··· Recorded information ···
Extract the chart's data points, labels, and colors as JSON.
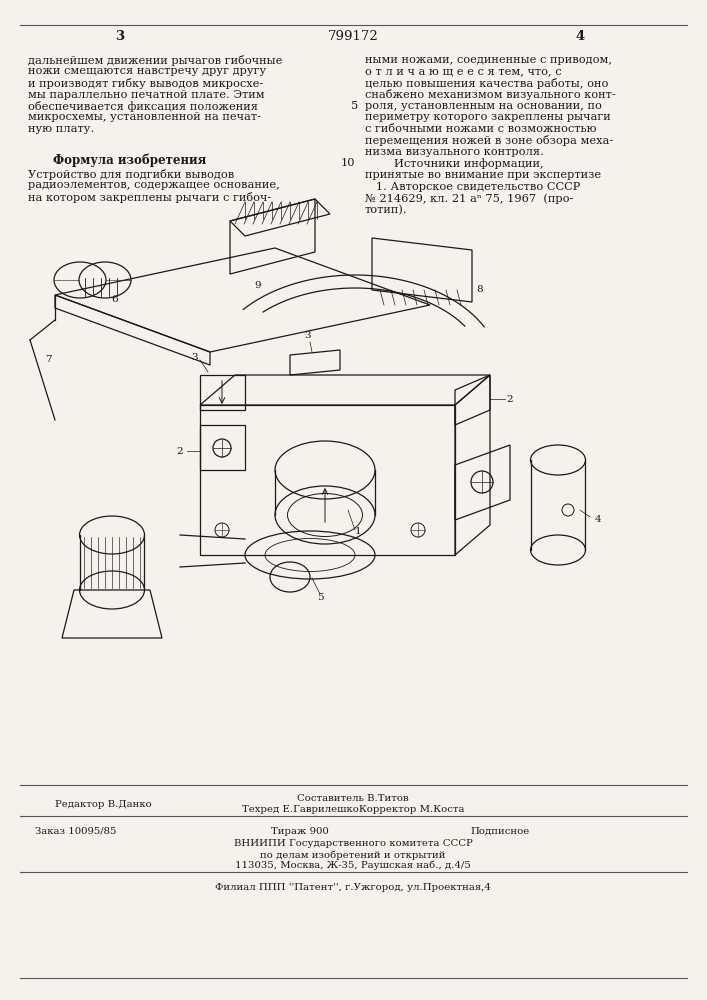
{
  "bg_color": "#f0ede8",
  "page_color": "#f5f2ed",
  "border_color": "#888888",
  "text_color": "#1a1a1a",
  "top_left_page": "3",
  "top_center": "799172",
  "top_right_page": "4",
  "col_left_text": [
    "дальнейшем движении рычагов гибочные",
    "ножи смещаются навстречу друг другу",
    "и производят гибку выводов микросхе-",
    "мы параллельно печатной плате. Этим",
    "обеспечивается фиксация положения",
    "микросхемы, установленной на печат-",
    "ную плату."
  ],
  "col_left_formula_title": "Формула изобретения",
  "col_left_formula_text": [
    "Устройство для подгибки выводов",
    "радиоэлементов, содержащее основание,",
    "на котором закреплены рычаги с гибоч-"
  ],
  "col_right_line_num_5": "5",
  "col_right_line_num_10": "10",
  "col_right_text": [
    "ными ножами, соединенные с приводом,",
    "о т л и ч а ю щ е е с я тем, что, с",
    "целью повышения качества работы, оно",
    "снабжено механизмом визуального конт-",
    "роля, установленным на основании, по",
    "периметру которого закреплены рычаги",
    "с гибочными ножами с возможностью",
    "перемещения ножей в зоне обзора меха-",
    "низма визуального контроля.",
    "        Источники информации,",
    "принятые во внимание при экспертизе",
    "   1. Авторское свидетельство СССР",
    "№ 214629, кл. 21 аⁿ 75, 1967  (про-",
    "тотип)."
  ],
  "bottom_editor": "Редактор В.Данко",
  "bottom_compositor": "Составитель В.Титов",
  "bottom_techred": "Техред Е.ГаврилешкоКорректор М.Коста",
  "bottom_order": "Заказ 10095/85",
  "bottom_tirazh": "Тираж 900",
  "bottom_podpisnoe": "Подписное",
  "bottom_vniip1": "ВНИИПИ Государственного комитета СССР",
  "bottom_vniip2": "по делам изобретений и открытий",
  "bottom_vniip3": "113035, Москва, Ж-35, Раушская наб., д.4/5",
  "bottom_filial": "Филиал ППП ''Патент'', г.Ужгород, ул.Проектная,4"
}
···
··· Recorded information ···
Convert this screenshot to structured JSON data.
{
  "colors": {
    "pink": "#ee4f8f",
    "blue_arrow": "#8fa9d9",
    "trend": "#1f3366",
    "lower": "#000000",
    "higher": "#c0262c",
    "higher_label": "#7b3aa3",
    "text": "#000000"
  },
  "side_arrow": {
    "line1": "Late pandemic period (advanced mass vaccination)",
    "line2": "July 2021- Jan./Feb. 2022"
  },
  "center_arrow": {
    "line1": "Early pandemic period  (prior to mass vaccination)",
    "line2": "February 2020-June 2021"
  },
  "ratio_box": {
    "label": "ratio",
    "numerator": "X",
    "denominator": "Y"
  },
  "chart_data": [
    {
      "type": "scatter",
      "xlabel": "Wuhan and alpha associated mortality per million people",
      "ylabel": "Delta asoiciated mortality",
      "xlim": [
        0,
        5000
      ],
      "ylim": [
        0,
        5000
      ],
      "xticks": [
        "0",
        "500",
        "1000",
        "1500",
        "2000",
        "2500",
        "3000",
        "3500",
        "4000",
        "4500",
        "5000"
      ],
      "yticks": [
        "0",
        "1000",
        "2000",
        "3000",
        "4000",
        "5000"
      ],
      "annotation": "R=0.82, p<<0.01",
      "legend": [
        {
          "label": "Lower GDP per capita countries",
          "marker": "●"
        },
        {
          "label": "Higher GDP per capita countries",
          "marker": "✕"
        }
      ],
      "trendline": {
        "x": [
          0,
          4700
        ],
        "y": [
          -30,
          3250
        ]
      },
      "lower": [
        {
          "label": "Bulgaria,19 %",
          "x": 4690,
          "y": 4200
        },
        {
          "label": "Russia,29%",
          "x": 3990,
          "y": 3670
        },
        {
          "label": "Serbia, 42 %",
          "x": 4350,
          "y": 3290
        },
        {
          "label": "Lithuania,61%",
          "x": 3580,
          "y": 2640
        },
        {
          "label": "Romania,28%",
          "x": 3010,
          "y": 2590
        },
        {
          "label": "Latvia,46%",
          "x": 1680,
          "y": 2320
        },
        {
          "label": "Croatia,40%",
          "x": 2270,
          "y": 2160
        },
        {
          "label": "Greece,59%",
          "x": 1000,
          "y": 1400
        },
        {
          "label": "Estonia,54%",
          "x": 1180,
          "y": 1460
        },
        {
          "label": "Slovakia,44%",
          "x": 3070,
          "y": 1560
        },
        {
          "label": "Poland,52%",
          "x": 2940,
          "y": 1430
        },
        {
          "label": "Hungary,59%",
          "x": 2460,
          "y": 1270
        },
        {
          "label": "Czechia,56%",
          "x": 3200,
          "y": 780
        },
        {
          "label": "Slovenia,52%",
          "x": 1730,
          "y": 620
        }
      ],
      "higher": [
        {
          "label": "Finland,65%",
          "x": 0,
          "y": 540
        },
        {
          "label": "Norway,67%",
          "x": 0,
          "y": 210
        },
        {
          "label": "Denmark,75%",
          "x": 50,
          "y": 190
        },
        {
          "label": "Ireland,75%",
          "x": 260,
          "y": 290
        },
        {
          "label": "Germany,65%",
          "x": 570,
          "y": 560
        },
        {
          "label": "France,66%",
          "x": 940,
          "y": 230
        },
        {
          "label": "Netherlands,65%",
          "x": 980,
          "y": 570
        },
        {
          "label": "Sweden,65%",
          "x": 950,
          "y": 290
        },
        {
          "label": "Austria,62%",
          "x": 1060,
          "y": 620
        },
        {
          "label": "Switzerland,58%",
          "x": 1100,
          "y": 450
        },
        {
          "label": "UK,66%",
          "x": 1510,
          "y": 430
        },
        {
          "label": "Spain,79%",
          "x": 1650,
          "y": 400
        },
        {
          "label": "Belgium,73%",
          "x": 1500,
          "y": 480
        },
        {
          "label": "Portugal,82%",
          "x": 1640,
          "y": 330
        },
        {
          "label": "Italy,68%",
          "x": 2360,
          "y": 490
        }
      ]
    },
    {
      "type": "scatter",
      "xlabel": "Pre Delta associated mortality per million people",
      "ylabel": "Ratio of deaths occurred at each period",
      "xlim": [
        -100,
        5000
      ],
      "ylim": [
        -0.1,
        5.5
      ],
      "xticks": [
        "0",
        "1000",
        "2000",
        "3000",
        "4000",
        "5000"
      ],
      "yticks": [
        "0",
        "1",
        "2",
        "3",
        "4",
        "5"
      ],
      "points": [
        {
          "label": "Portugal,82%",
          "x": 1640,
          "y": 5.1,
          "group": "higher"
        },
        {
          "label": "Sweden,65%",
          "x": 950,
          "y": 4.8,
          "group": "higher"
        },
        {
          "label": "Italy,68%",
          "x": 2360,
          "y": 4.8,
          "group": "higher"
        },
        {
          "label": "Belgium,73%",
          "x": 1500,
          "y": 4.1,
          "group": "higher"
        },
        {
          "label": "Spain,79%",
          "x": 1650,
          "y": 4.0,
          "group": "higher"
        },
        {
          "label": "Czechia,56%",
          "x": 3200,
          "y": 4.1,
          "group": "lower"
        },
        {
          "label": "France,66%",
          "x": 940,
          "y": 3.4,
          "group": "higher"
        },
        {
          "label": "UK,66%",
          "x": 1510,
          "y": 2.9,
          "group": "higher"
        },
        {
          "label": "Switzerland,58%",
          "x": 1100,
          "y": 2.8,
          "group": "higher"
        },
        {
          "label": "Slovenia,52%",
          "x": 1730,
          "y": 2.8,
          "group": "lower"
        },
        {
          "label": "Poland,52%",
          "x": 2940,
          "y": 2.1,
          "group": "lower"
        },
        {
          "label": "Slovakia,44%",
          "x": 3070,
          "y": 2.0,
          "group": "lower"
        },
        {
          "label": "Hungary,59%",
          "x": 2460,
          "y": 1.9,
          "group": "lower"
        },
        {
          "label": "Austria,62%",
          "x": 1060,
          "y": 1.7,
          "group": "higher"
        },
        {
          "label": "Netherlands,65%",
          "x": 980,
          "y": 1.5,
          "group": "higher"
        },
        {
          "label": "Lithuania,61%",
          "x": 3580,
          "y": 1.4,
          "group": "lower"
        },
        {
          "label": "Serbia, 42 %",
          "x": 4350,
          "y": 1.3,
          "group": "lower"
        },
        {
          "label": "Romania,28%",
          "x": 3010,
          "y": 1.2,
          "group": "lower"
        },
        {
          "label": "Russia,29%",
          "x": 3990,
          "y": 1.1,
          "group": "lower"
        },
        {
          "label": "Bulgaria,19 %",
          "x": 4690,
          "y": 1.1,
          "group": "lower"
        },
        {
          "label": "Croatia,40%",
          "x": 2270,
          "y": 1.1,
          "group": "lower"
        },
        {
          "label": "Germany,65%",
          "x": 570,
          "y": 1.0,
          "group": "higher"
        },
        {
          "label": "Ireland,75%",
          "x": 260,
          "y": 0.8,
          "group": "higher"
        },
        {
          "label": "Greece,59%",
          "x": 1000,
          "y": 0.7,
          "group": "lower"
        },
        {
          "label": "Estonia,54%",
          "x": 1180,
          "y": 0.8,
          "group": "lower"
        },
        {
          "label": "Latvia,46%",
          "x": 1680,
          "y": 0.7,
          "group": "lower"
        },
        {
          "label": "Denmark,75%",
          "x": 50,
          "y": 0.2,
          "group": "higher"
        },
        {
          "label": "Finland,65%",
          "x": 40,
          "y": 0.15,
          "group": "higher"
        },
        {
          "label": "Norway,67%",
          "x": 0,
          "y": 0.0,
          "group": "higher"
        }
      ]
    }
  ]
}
···
→ **To do**: From the records given above, copy all lines containing "рычаги".

→ **Solved problem**:
    "на котором закреплены рычаги с гибоч-"
    "периметру которого закреплены рычаги",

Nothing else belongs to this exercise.